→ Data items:
# # # # # # #
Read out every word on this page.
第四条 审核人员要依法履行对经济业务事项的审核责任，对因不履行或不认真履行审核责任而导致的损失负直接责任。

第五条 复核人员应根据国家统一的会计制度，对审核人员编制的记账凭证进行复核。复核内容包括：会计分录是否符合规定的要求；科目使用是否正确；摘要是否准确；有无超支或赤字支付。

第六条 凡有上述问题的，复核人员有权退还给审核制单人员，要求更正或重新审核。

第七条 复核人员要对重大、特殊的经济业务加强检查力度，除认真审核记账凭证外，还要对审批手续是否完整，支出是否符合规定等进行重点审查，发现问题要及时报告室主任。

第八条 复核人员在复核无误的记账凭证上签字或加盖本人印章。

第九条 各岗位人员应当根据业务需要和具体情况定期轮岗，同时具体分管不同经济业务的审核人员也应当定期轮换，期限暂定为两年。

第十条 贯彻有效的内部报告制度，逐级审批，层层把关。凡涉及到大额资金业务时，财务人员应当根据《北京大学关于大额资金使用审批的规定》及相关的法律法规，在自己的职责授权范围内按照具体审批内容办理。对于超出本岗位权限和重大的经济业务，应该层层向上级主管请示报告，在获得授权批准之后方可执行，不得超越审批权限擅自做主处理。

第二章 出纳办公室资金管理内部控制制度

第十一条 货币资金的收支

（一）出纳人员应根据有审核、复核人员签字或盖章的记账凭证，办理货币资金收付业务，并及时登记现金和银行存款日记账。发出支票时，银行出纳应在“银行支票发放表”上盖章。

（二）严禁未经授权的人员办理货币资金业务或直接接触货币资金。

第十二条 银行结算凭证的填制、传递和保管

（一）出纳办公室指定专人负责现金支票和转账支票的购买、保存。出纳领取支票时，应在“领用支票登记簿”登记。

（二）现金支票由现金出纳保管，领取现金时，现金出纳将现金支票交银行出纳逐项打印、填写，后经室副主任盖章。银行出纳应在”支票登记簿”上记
# # # # # # #
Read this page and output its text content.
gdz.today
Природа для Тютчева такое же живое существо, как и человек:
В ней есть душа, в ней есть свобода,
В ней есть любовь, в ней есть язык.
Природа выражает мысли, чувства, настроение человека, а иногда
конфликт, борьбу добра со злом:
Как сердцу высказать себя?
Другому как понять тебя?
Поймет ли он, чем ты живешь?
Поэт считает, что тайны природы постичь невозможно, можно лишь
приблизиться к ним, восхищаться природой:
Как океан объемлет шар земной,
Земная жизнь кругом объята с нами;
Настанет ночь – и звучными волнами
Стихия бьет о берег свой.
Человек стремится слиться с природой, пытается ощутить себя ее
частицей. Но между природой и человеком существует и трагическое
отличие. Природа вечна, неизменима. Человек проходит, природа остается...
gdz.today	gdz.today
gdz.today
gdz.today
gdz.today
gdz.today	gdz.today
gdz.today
# # # # # # #
→ Task objective:
Pick out the lines above containing the word "Природа", then copy them.

→ Answer to the problem:
Природа для Тютчева такое же живое существо, как и человек:
Природа выражает мысли, чувства, настроение человека, а иногда
отличие. Природа вечна, неизменима. Человек проходит, природа остается...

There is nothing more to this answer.